◆ THE TASK
Extract and list every line that contains the word "lange".

◆ DATA FOR PROCESSING
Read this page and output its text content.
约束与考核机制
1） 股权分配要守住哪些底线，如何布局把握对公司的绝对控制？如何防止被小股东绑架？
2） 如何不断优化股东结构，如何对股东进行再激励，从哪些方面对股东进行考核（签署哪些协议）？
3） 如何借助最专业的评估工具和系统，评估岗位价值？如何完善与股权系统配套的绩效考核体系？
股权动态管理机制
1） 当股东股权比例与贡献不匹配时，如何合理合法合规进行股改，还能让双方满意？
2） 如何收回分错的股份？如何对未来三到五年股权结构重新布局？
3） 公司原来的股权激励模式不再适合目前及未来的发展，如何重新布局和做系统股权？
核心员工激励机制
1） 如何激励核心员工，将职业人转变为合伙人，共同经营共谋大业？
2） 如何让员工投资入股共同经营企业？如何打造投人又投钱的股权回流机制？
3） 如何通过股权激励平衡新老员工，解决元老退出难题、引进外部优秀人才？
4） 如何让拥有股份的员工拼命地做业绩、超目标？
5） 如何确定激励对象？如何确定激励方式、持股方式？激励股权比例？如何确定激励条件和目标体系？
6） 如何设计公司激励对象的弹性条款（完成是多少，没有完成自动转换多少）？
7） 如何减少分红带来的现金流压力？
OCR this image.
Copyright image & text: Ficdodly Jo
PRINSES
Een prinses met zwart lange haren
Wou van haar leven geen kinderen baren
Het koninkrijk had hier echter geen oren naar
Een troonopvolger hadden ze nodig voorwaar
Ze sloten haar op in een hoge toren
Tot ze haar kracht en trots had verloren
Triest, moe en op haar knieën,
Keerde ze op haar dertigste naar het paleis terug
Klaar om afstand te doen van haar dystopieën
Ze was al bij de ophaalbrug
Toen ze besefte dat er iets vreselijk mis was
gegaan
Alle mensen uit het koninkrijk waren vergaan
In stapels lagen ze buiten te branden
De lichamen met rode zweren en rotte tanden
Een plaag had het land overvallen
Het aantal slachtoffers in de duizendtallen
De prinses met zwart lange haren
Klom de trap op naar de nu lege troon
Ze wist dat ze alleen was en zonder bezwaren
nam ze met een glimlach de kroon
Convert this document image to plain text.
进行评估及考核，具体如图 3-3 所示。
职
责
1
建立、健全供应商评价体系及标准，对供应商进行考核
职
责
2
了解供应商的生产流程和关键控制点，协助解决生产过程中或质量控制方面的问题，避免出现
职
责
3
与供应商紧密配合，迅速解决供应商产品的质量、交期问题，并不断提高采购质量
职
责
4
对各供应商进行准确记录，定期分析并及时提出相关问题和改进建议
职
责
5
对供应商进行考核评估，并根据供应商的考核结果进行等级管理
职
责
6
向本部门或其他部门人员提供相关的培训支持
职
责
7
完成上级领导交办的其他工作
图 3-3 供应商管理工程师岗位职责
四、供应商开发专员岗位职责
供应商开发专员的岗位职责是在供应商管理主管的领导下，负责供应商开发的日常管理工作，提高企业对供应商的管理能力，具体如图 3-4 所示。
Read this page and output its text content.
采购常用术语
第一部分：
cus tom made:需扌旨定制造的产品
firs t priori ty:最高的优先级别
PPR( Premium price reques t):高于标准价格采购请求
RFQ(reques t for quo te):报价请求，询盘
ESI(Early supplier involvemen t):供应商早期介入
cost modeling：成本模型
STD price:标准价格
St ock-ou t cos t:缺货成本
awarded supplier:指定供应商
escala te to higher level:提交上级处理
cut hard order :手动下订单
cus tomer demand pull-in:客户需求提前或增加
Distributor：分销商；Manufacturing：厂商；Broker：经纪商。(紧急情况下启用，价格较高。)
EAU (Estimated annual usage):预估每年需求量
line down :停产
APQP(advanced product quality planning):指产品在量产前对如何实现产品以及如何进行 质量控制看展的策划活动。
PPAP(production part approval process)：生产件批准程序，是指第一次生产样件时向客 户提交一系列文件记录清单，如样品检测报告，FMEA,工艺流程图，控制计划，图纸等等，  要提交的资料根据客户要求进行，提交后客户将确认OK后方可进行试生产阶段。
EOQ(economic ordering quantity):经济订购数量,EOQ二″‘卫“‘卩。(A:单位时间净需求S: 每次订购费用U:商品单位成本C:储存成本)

◆ SOLUTION TO THIS TASK
Een prinses met zwart lange haren
De prinses met zwart lange haren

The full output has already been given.